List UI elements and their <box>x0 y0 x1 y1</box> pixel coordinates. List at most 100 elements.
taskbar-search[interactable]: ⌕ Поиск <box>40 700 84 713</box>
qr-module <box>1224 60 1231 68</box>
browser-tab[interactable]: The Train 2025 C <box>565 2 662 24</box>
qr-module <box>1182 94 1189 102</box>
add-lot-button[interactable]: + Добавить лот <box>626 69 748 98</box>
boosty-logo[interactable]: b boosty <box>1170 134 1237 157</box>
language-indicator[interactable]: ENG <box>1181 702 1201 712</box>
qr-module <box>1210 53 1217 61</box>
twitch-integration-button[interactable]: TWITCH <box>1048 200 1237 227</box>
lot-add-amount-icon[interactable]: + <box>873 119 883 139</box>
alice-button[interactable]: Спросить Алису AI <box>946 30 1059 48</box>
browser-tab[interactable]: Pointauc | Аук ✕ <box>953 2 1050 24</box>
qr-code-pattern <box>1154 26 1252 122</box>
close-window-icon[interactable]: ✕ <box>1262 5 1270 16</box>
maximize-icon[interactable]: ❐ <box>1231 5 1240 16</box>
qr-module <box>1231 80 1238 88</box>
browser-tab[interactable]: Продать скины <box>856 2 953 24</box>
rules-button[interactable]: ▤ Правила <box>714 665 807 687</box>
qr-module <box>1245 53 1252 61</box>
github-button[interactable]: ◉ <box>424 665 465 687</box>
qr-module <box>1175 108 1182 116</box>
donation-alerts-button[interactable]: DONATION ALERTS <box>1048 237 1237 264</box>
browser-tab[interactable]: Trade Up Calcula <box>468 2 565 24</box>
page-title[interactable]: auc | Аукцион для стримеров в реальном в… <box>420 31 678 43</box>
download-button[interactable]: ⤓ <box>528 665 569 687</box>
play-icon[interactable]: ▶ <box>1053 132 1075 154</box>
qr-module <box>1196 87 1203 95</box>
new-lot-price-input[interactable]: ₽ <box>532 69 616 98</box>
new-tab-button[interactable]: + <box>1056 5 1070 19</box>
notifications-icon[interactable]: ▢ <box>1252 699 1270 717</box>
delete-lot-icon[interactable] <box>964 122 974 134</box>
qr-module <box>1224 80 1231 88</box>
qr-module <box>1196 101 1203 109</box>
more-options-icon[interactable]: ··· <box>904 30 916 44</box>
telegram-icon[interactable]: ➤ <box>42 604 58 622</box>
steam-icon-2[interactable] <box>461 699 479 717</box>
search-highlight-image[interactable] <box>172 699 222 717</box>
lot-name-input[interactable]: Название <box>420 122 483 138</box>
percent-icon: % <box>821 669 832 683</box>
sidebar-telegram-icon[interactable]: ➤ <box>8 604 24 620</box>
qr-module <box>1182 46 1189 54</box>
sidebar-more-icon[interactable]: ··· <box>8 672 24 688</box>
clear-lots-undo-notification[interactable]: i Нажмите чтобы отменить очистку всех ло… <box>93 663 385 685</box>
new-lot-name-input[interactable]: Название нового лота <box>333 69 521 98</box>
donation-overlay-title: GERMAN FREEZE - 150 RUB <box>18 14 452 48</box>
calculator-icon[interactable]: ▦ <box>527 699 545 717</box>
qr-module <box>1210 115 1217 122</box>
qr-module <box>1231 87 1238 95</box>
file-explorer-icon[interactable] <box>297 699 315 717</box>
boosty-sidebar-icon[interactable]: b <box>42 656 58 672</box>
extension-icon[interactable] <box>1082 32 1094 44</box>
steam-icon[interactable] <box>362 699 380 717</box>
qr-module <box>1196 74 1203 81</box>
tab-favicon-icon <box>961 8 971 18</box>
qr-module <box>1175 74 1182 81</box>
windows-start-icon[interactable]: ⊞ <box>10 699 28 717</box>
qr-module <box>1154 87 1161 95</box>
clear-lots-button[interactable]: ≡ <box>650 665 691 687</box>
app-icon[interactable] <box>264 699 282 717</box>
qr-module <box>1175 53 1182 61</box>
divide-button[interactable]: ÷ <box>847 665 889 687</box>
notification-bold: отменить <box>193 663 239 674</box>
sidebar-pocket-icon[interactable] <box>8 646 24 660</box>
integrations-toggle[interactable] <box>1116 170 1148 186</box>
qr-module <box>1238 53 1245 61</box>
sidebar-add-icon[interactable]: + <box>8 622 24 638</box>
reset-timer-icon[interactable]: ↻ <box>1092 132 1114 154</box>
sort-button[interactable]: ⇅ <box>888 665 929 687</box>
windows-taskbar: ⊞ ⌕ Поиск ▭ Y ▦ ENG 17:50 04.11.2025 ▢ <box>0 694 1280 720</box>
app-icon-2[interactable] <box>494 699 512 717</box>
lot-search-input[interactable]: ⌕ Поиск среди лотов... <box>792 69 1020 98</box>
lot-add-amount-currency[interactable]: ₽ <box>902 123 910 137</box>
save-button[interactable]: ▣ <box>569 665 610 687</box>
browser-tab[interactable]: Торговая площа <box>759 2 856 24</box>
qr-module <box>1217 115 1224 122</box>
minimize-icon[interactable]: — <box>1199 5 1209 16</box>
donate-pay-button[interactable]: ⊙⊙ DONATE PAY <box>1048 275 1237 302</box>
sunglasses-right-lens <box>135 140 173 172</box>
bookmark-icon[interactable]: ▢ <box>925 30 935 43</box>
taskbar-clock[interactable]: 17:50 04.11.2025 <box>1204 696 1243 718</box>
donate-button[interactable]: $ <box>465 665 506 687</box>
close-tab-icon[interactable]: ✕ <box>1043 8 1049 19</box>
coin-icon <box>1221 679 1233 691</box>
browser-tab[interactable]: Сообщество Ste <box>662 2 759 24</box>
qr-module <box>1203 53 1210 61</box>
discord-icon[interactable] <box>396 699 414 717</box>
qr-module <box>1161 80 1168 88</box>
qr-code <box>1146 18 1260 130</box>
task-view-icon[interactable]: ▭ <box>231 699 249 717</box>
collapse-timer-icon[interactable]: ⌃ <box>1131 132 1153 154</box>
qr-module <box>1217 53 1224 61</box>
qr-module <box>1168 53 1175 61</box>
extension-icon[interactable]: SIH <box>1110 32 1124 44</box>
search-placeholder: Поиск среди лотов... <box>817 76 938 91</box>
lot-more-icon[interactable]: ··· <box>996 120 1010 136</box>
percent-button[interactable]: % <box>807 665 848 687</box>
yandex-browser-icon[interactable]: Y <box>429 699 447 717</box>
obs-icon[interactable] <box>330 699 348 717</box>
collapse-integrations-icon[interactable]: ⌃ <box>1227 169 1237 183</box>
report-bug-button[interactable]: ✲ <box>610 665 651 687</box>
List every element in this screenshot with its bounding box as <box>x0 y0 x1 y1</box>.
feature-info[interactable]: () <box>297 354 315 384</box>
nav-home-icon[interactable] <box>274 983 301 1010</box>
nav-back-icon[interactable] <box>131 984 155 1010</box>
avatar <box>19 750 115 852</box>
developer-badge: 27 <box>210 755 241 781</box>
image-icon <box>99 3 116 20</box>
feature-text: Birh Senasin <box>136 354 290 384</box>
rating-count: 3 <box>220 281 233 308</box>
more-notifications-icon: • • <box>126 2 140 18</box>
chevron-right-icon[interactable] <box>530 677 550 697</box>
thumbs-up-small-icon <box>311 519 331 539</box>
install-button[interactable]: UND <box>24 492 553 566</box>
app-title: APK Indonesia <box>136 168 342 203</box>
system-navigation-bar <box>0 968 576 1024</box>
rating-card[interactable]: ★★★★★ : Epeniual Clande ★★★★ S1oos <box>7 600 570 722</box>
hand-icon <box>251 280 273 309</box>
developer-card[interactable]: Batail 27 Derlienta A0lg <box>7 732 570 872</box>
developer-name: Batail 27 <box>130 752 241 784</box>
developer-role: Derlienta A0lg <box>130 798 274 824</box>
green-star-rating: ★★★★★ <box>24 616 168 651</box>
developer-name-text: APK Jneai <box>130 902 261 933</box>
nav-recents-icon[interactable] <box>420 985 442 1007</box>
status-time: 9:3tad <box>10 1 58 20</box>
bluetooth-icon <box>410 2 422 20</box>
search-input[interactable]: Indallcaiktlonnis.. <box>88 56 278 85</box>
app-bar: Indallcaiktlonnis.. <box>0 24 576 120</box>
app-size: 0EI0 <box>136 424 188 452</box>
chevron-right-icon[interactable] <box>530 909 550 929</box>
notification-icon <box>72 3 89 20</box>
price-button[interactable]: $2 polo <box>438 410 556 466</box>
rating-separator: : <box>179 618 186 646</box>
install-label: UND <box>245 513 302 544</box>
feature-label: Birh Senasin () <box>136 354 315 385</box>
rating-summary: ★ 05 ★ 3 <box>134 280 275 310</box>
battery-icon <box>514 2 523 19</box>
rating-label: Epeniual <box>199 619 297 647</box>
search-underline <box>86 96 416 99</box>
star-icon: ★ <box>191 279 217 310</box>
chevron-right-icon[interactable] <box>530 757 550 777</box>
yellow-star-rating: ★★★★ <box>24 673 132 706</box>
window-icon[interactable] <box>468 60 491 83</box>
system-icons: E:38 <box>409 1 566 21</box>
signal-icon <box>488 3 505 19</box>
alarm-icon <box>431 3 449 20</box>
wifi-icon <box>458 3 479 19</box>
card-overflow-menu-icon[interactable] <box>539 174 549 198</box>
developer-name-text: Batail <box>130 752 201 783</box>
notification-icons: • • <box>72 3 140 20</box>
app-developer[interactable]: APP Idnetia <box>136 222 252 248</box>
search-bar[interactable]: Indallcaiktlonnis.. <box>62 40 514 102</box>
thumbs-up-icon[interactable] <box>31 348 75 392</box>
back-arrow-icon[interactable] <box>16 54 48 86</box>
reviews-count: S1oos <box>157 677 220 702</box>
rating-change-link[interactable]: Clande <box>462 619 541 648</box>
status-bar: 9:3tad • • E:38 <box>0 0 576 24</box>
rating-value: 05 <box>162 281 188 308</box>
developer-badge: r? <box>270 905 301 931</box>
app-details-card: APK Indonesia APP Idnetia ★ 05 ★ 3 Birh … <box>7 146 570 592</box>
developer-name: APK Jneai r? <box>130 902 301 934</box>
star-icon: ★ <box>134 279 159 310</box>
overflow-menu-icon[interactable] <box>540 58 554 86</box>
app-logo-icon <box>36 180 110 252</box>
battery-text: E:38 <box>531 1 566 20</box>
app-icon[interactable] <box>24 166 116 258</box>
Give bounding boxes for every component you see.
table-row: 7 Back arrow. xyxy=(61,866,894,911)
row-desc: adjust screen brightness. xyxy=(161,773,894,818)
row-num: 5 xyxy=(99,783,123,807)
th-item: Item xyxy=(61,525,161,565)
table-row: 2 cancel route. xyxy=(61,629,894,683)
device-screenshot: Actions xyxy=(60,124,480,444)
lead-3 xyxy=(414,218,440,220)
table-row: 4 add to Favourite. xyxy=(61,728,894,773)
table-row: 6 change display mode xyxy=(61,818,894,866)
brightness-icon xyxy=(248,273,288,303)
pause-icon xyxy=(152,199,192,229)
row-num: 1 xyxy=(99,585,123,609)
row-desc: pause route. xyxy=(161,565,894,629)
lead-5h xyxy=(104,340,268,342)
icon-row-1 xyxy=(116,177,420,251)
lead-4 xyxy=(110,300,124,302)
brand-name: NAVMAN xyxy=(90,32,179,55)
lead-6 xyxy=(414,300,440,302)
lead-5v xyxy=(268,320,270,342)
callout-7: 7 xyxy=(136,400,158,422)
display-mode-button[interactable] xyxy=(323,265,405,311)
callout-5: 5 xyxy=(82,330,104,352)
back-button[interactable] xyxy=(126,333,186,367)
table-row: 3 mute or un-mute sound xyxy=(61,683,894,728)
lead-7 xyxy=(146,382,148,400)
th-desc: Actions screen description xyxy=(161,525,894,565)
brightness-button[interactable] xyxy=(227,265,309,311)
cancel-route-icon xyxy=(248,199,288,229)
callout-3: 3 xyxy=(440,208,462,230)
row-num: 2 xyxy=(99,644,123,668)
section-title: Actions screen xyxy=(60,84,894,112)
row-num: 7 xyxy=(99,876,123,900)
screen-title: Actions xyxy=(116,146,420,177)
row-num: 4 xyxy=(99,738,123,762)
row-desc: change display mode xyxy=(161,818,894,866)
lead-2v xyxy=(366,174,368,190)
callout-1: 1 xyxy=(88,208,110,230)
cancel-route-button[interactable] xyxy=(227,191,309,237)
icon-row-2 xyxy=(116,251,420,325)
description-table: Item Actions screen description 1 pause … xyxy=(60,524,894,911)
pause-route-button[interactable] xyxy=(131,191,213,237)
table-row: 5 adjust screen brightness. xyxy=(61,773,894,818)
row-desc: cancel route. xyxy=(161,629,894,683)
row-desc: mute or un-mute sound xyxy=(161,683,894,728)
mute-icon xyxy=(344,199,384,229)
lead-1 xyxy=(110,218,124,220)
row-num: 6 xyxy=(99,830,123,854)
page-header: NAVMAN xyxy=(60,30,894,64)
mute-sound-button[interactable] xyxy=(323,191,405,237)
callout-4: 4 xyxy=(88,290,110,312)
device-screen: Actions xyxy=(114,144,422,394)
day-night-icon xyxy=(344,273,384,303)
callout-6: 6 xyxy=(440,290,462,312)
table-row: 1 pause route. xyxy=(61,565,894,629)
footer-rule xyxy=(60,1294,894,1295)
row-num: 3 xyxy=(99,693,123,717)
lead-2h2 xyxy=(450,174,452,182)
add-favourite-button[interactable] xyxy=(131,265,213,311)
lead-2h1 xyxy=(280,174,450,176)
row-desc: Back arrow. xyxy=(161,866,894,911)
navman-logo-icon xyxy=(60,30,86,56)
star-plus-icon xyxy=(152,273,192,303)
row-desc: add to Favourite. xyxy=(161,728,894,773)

▶ **OBJECTIVE**
Render the entries from the start through the line containing "qr-module <box>1210 53 1217 61</box>" as a Markdown table with the columns Number and Line, leaving out blank lines.

▶ **RESPONSE**
| Number | Line |
|---|---|
| 1 | List UI elements and their <box>x0 y0 x1 y1</box> pixel coordinates. List at most 100 elements. |
| 2 | taskbar-search[interactable]: ⌕ Поиск <box>40 700 84 713</box> |
| 3 | qr-module <box>1224 60 1231 68</box> |
| 4 | browser-tab[interactable]: The Train 2025 C <box>565 2 662 24</box> |
| 5 | qr-module <box>1182 94 1189 102</box> |
| 6 | add-lot-button[interactable]: + Добавить лот <box>626 69 748 98</box> |
| 7 | boosty-logo[interactable]: b boosty <box>1170 134 1237 157</box> |
| 8 | language-indicator[interactable]: ENG <box>1181 702 1201 712</box> |
| 9 | qr-module <box>1210 53 1217 61</box> |